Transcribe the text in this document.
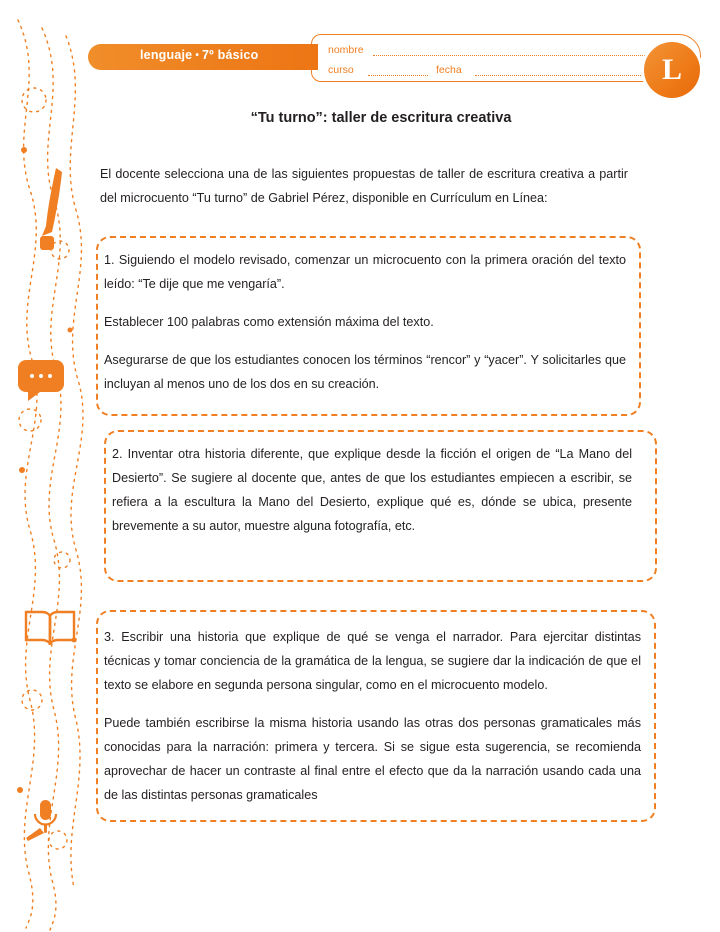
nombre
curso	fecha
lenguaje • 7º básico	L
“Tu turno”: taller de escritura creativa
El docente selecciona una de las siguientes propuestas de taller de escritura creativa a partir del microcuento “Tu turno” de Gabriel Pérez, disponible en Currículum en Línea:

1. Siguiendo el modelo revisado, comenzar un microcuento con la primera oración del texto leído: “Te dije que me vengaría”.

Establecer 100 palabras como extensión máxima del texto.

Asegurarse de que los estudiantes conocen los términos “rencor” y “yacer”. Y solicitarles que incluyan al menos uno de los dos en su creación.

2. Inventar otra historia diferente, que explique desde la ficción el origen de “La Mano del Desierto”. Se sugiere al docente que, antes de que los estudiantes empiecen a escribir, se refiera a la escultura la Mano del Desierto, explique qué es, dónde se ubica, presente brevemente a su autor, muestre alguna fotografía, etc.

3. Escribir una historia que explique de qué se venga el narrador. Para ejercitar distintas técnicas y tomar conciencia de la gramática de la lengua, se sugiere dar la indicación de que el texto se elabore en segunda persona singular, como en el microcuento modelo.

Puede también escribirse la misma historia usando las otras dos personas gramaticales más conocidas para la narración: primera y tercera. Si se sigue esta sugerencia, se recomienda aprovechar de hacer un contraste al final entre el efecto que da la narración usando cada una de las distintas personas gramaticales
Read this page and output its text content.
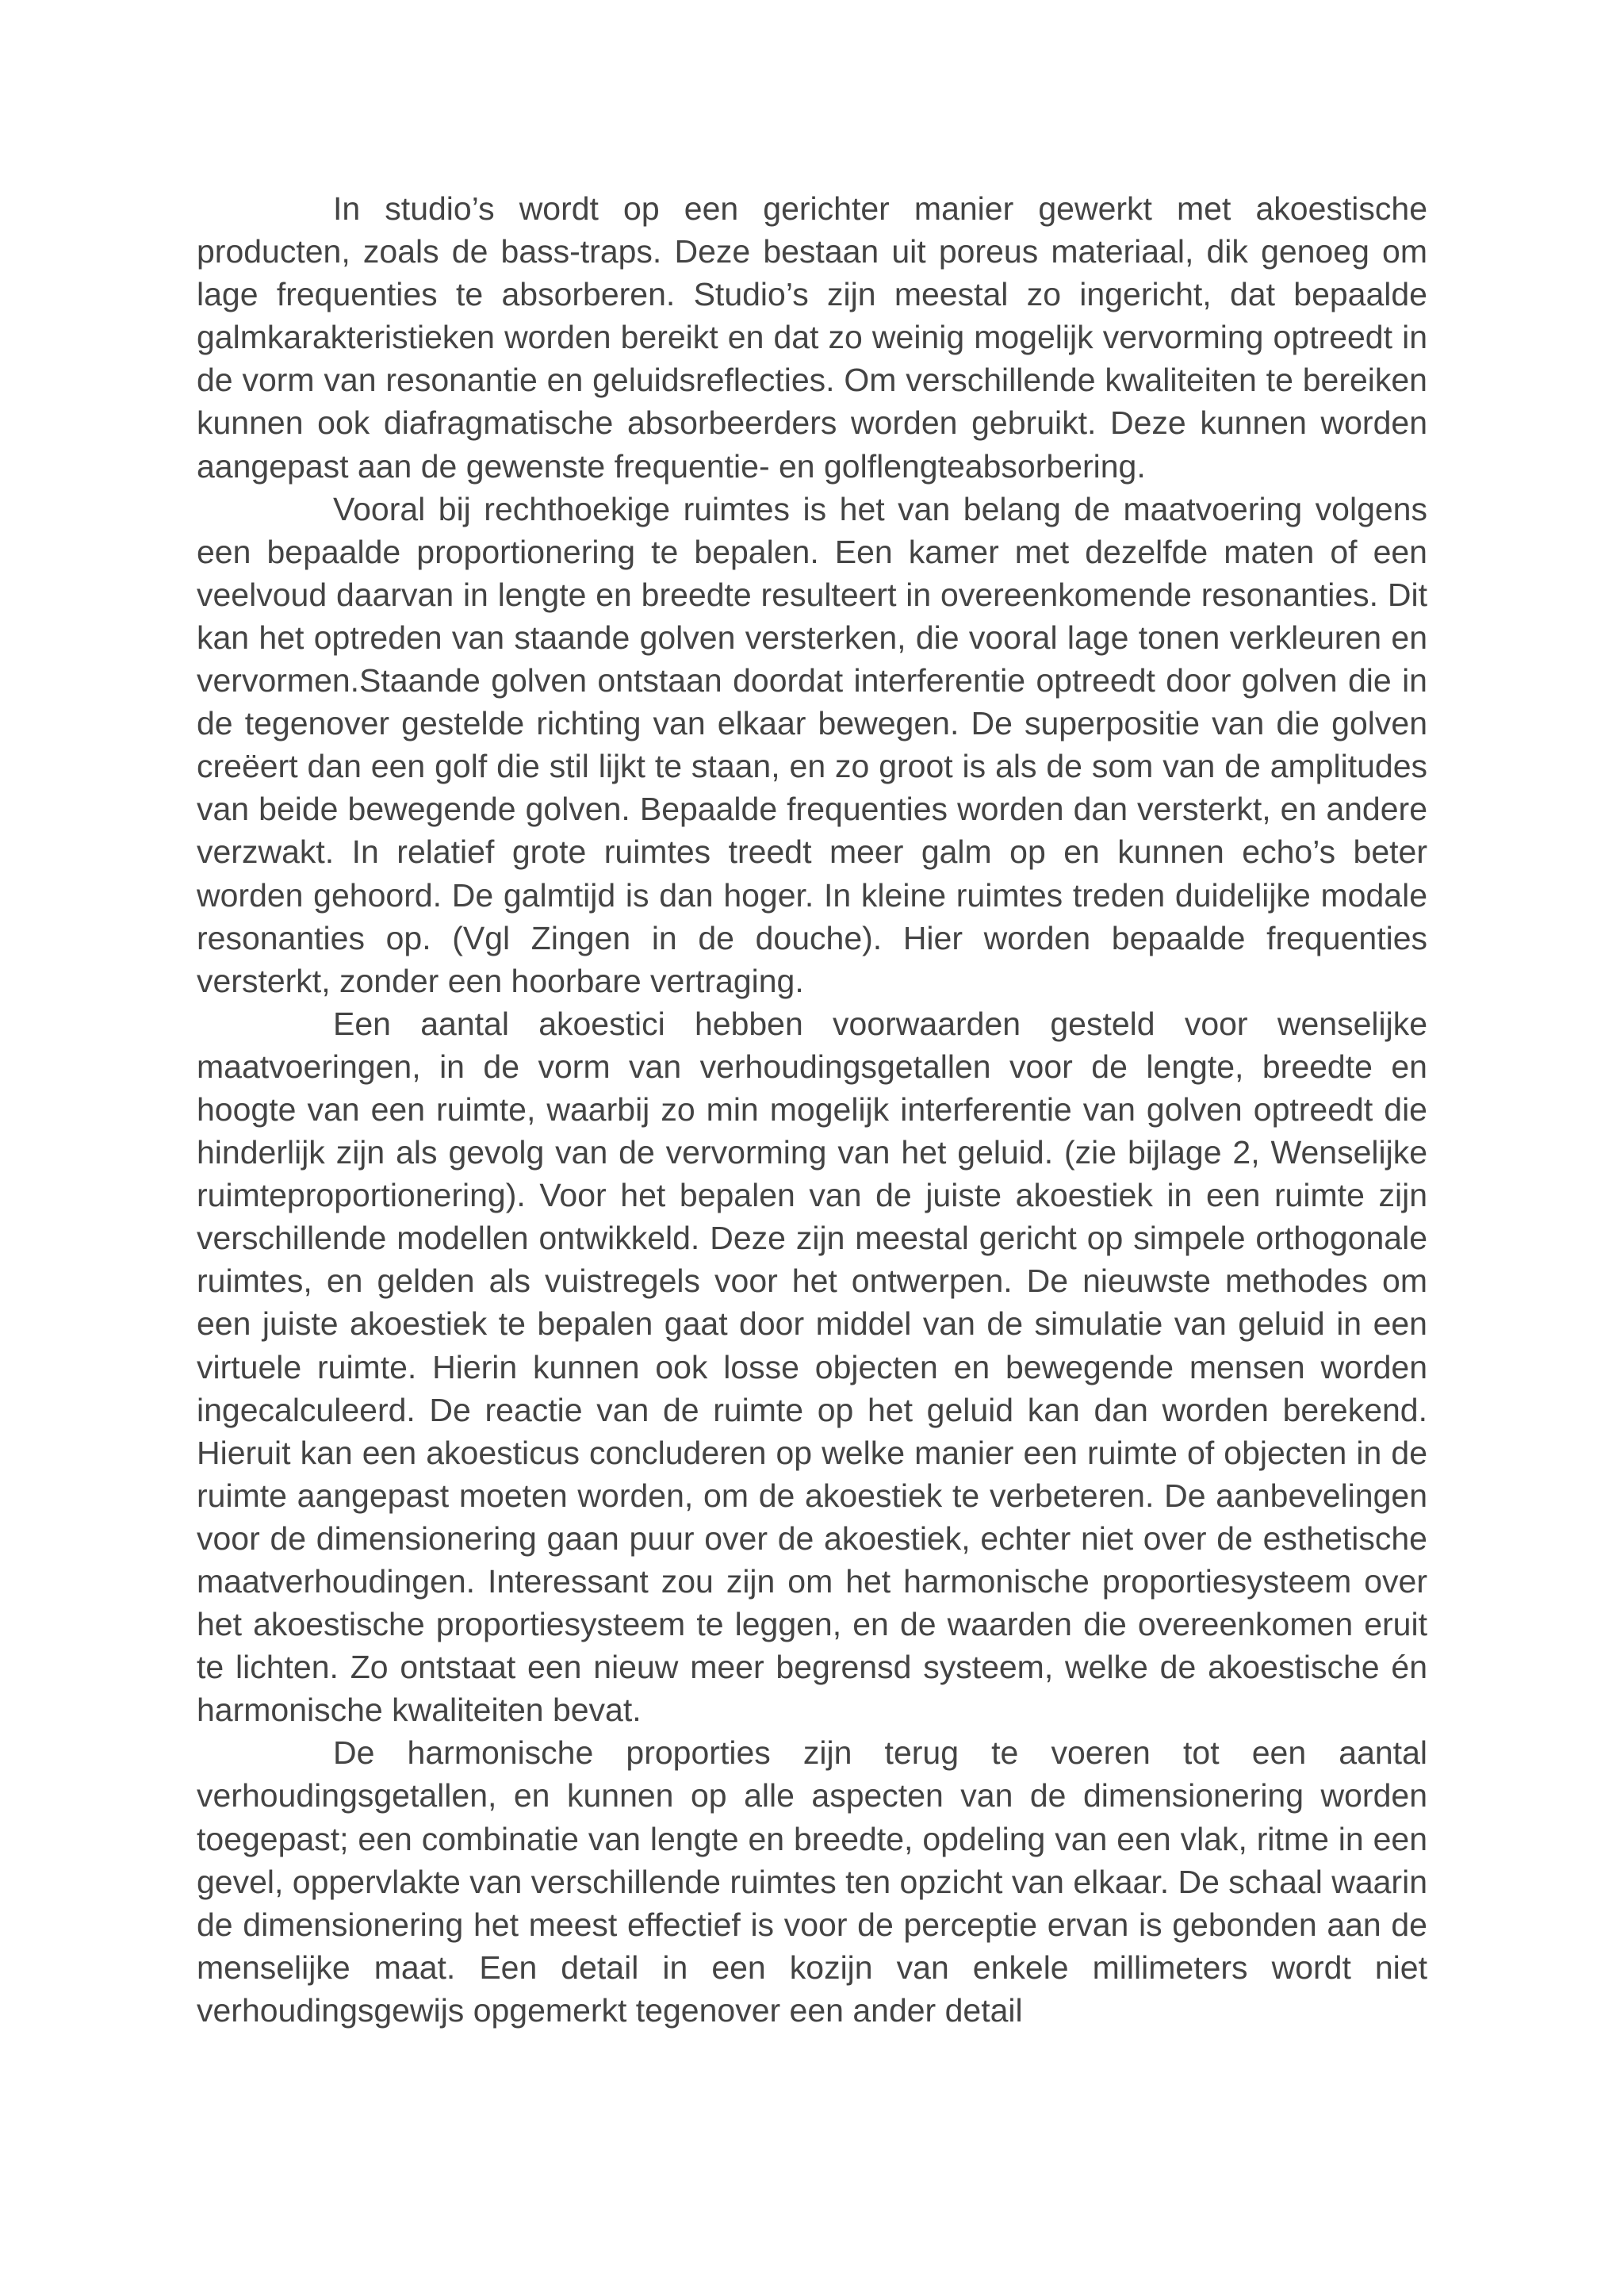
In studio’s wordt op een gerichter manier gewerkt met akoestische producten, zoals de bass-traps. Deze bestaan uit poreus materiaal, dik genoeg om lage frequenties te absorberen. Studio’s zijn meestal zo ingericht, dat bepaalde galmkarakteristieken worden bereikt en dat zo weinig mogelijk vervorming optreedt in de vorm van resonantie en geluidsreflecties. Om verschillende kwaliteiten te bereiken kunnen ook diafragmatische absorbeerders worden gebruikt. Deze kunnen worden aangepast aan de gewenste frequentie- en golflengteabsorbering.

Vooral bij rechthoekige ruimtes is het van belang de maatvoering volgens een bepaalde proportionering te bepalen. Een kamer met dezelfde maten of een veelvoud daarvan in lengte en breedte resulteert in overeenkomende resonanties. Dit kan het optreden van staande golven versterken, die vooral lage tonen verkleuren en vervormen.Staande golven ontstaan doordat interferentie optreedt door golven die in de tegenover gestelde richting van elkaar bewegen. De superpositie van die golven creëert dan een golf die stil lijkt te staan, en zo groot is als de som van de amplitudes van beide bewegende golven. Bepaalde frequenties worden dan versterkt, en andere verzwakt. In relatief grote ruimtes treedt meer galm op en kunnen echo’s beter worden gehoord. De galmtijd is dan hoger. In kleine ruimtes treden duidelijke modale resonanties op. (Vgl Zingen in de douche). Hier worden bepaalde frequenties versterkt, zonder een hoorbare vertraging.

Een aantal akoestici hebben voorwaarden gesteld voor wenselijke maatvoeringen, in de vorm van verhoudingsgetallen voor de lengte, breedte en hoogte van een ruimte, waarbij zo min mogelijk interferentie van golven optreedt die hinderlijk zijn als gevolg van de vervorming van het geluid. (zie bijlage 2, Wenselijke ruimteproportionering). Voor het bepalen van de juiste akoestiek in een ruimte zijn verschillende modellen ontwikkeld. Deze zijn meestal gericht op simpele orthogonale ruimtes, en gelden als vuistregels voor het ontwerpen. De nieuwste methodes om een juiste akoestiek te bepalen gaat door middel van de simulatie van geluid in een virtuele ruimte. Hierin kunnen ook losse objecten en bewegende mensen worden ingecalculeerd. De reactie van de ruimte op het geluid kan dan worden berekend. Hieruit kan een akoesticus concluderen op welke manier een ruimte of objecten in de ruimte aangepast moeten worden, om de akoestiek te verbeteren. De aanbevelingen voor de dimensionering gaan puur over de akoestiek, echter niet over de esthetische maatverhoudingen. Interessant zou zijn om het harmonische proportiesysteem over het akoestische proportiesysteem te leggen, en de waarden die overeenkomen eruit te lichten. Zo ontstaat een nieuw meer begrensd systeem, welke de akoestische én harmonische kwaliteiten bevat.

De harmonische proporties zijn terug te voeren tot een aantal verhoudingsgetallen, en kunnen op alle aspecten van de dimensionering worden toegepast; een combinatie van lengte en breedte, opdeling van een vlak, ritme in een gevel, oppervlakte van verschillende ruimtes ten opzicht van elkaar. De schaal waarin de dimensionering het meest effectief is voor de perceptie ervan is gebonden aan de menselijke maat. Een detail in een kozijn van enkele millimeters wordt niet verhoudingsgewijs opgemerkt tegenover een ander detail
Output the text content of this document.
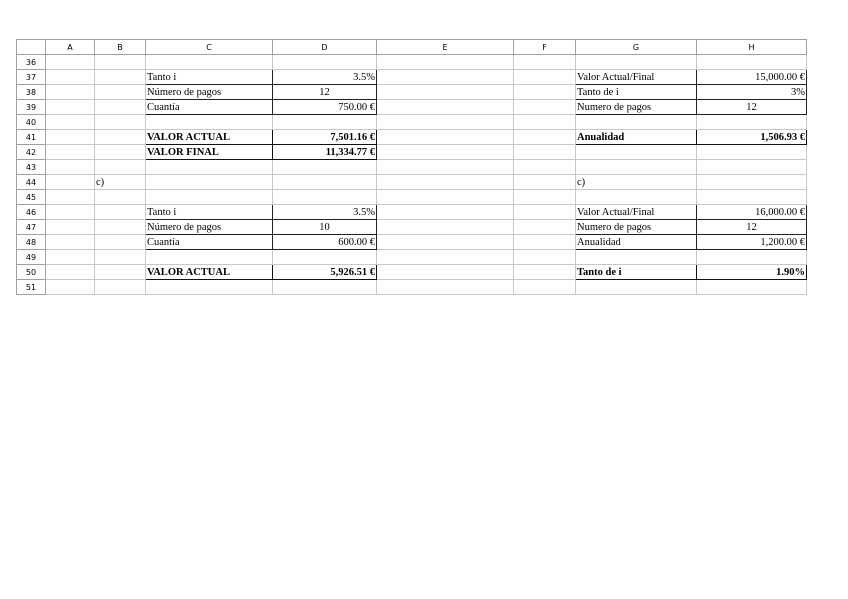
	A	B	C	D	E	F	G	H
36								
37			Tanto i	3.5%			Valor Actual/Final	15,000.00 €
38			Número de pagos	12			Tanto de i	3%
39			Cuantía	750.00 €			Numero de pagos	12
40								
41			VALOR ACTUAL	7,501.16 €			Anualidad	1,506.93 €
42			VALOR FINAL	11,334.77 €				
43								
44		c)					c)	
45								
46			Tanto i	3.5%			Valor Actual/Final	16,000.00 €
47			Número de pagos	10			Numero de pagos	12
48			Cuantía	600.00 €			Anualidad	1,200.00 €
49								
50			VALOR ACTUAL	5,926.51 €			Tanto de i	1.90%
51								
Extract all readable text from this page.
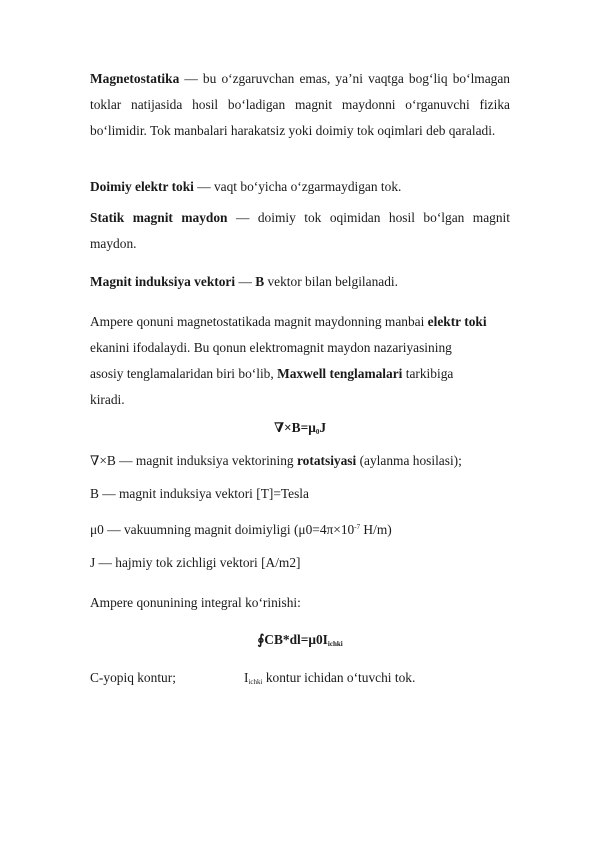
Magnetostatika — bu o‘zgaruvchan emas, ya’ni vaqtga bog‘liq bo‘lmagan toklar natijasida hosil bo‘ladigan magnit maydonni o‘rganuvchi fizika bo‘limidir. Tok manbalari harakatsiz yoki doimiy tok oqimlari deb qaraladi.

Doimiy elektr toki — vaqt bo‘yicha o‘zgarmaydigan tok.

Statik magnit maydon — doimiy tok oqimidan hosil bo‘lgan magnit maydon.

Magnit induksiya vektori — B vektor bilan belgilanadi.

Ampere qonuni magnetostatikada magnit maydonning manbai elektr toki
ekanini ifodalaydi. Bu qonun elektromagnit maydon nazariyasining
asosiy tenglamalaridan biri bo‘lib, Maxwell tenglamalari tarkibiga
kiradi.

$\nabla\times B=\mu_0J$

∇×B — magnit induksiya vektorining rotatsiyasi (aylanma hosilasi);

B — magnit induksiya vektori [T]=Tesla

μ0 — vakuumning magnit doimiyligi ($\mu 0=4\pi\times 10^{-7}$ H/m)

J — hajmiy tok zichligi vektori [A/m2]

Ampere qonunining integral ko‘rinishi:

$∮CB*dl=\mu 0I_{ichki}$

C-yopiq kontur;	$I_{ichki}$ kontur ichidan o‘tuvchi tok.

§ Task prompt: In the copy, include all records verbatim but no images.

§ Complete answer:
Transcribe the text in this document.
nombre
curso	fecha
lenguaje • 7º básico	L
“Tu turno”: taller de escritura creativa
El docente selecciona una de las siguientes propuestas de taller de escritura creativa a partir del microcuento “Tu turno” de Gabriel Pérez, disponible en Currículum en Línea:

1. Siguiendo el modelo revisado, comenzar un microcuento con la primera oración del texto leído: “Te dije que me vengaría”.

Establecer 100 palabras como extensión máxima del texto.

Asegurarse de que los estudiantes conocen los términos “rencor” y “yacer”. Y solicitarles que incluyan al menos uno de los dos en su creación.

2. Inventar otra historia diferente, que explique desde la ficción el origen de “La Mano del Desierto”. Se sugiere al docente que, antes de que los estudiantes empiecen a escribir, se refiera a la escultura la Mano del Desierto, explique qué es, dónde se ubica, presente brevemente a su autor, muestre alguna fotografía, etc.

3. Escribir una historia que explique de qué se venga el narrador. Para ejercitar distintas técnicas y tomar conciencia de la gramática de la lengua, se sugiere dar la indicación de que el texto se elabore en segunda persona singular, como en el microcuento modelo.

Puede también escribirse la misma historia usando las otras dos personas gramaticales más conocidas para la narración: primera y tercera. Si se sigue esta sugerencia, se recomienda aprovechar de hacer un contraste al final entre el efecto que da la narración usando cada una de las distintas personas gramaticales
Read this page and output its text content.
In studio’s wordt op een gerichter manier gewerkt met akoestische producten, zoals de bass-traps. Deze bestaan uit poreus materiaal, dik genoeg om lage frequenties te absorberen. Studio’s zijn meestal zo ingericht, dat bepaalde galmkarakteristieken worden bereikt en dat zo weinig mogelijk vervorming optreedt in de vorm van resonantie en geluidsreflecties. Om verschillende kwaliteiten te bereiken kunnen ook diafragmatische absorbeerders worden gebruikt. Deze kunnen worden aangepast aan de gewenste frequentie- en golflengteabsorbering.

Vooral bij rechthoekige ruimtes is het van belang de maatvoering volgens een bepaalde proportionering te bepalen. Een kamer met dezelfde maten of een veelvoud daarvan in lengte en breedte resulteert in overeenkomende resonanties. Dit kan het optreden van staande golven versterken, die vooral lage tonen verkleuren en vervormen.Staande golven ontstaan doordat interferentie optreedt door golven die in de tegenover gestelde richting van elkaar bewegen. De superpositie van die golven creëert dan een golf die stil lijkt te staan, en zo groot is als de som van de amplitudes van beide bewegende golven. Bepaalde frequenties worden dan versterkt, en andere verzwakt. In relatief grote ruimtes treedt meer galm op en kunnen echo’s beter worden gehoord. De galmtijd is dan hoger. In kleine ruimtes treden duidelijke modale resonanties op. (Vgl Zingen in de douche). Hier worden bepaalde frequenties versterkt, zonder een hoorbare vertraging.

Een aantal akoestici hebben voorwaarden gesteld voor wenselijke maatvoeringen, in de vorm van verhoudingsgetallen voor de lengte, breedte en hoogte van een ruimte, waarbij zo min mogelijk interferentie van golven optreedt die hinderlijk zijn als gevolg van de vervorming van het geluid. (zie bijlage 2, Wenselijke ruimteproportionering). Voor het bepalen van de juiste akoestiek in een ruimte zijn verschillende modellen ontwikkeld. Deze zijn meestal gericht op simpele orthogonale ruimtes, en gelden als vuistregels voor het ontwerpen. De nieuwste methodes om een juiste akoestiek te bepalen gaat door middel van de simulatie van geluid in een virtuele ruimte. Hierin kunnen ook losse objecten en bewegende mensen worden ingecalculeerd. De reactie van de ruimte op het geluid kan dan worden berekend. Hieruit kan een akoesticus concluderen op welke manier een ruimte of objecten in de ruimte aangepast moeten worden, om de akoestiek te verbeteren. De aanbevelingen voor de dimensionering gaan puur over de akoestiek, echter niet over de esthetische maatverhoudingen. Interessant zou zijn om het harmonische proportiesysteem over het akoestische proportiesysteem te leggen, en de waarden die overeenkomen eruit te lichten. Zo ontstaat een nieuw meer begrensd systeem, welke de akoestische én harmonische kwaliteiten bevat.

De harmonische proporties zijn terug te voeren tot een aantal verhoudingsgetallen, en kunnen op alle aspecten van de dimensionering worden toegepast; een combinatie van lengte en breedte, opdeling van een vlak, ritme in een gevel, oppervlakte van verschillende ruimtes ten opzicht van elkaar. De schaal waarin de dimensionering het meest effectief is voor de perceptie ervan is gebonden aan de menselijke maat. Een detail in een kozijn van enkele millimeters wordt niet verhoudingsgewijs opgemerkt tegenover een ander detail
Output the text content of this document.
	A	B	C	D	E	F	G	H
36								
37			Tanto i	3.5%			Valor Actual/Final	15,000.00 €
38			Número de pagos	12			Tanto de i	3%
39			Cuantía	750.00 €			Numero de pagos	12
40								
41			VALOR ACTUAL	7,501.16 €			Anualidad	1,506.93 €
42			VALOR FINAL	11,334.77 €				
43								
44		c)					c)	
45								
46			Tanto i	3.5%			Valor Actual/Final	16,000.00 €
47			Número de pagos	10			Numero de pagos	12
48			Cuantía	600.00 €			Anualidad	1,200.00 €
49								
50			VALOR ACTUAL	5,926.51 €			Tanto de i	1.90%
51								
Extract all readable text from this page.
Magnetostatika — bu o‘zgaruvchan emas, ya’ni vaqtga bog‘liq bo‘lmagan toklar natijasida hosil bo‘ladigan magnit maydonni o‘rganuvchi fizika bo‘limidir. Tok manbalari harakatsiz yoki doimiy tok oqimlari deb qaraladi.

Doimiy elektr toki — vaqt bo‘yicha o‘zgarmaydigan tok.

Statik magnit maydon — doimiy tok oqimidan hosil bo‘lgan magnit maydon.

Magnit induksiya vektori — B vektor bilan belgilanadi.

Ampere qonuni magnetostatikada magnit maydonning manbai elektr toki
ekanini ifodalaydi. Bu qonun elektromagnit maydon nazariyasining
asosiy tenglamalaridan biri bo‘lib, Maxwell tenglamalari tarkibiga
kiradi.

$\nabla\times B=\mu_0J$

∇×B — magnit induksiya vektorining rotatsiyasi (aylanma hosilasi);

B — magnit induksiya vektori [T]=Tesla

μ0 — vakuumning magnit doimiyligi ($\mu 0=4\pi\times 10^{-7}$ H/m)

J — hajmiy tok zichligi vektori [A/m2]

Ampere qonunining integral ko‘rinishi:

$∮CB*dl=\mu 0I_{ichki}$

C-yopiq kontur;	$I_{ichki}$ kontur ichidan o‘tuvchi tok.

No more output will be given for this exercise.